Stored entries

_____

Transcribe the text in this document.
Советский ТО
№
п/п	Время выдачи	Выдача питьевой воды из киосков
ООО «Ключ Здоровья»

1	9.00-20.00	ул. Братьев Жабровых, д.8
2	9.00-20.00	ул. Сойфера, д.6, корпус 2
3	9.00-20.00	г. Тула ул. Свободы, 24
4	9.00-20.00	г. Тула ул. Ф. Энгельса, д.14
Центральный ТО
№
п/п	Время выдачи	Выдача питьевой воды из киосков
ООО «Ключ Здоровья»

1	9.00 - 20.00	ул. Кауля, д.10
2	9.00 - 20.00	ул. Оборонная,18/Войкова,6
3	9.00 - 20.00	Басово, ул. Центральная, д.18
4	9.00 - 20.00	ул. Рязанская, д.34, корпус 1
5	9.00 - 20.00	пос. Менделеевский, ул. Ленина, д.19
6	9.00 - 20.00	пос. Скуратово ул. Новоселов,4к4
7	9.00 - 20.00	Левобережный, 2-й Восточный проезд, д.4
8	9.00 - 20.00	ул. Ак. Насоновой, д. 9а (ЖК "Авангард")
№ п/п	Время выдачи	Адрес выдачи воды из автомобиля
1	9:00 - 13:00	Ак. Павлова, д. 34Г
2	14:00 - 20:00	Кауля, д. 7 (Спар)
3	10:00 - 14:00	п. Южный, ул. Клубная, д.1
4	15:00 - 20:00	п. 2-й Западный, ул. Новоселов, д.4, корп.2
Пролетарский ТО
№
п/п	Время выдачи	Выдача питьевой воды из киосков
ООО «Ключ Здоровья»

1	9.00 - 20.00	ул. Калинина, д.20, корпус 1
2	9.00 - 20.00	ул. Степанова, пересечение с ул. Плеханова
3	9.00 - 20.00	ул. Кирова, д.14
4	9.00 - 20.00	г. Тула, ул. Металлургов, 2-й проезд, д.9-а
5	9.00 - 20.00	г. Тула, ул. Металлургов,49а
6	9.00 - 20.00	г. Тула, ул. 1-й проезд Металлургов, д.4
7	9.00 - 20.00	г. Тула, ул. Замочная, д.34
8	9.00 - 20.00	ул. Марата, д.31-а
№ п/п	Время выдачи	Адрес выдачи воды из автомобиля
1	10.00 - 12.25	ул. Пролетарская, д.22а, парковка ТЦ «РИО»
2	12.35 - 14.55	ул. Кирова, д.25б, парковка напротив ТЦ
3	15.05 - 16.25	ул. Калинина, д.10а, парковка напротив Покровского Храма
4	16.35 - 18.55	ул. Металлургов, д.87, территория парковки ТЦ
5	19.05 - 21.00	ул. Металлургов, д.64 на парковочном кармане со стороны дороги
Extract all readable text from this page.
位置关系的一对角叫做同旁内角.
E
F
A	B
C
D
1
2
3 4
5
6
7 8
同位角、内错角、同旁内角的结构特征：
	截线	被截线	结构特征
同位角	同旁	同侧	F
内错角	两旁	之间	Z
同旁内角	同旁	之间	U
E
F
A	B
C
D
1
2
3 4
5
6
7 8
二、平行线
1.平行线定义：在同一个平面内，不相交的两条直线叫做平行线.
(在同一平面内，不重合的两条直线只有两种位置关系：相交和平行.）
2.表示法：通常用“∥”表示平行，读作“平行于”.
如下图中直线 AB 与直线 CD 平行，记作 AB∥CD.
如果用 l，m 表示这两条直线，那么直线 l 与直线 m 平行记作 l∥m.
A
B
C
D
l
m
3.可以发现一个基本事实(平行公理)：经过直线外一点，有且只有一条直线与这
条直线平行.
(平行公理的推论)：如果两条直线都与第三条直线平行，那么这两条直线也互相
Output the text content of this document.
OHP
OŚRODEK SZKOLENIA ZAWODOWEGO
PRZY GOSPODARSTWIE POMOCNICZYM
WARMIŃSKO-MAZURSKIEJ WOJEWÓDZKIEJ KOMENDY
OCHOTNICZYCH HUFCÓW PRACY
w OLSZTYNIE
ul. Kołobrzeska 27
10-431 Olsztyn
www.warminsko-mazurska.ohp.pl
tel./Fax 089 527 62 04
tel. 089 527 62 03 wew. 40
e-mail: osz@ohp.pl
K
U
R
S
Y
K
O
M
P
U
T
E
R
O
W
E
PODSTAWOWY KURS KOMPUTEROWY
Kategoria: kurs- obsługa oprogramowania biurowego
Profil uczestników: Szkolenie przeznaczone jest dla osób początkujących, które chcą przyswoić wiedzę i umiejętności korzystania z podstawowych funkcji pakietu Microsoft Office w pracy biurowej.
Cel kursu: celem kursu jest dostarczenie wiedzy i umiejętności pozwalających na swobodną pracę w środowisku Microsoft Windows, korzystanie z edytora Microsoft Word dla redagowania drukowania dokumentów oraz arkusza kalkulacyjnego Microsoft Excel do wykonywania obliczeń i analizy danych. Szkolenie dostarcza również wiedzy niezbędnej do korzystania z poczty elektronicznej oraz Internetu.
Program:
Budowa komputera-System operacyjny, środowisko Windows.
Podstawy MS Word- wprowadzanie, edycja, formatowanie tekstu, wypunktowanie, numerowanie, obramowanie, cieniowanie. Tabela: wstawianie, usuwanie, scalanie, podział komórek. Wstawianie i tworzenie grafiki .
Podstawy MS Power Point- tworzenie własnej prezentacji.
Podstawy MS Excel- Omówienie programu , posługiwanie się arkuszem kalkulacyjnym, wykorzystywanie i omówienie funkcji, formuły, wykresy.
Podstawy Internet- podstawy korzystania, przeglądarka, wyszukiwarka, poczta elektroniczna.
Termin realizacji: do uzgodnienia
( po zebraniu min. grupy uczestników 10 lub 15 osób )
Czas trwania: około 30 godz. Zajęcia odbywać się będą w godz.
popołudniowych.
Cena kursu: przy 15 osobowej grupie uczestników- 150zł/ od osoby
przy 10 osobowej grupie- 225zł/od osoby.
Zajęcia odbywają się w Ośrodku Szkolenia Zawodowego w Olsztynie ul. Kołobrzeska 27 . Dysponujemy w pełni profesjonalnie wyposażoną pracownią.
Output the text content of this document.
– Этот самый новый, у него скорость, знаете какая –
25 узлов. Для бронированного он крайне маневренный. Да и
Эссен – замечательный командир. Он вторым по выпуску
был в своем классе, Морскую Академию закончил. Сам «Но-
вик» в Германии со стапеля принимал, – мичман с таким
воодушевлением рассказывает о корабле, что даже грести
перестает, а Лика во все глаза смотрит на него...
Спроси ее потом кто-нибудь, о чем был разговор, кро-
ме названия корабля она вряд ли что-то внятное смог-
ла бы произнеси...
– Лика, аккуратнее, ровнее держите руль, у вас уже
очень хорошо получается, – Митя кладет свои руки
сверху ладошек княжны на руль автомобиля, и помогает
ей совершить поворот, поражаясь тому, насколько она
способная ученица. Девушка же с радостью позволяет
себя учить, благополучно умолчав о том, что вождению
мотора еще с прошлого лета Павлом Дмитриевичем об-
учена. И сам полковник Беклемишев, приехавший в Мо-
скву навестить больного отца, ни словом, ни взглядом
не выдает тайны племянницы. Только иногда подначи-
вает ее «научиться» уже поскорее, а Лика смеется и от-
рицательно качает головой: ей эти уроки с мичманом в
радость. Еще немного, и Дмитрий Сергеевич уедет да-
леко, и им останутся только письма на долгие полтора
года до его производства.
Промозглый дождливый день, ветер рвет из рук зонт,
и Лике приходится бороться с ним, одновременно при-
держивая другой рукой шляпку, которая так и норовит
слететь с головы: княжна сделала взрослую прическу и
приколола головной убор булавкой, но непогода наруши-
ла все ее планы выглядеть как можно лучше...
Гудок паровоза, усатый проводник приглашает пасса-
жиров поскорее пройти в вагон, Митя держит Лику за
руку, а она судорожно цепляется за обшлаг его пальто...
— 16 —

_____

■ **What needs to be done**:
Count how many lines in the data above hold the string "него", and give the number with no other words.

■ **Correct result**:
2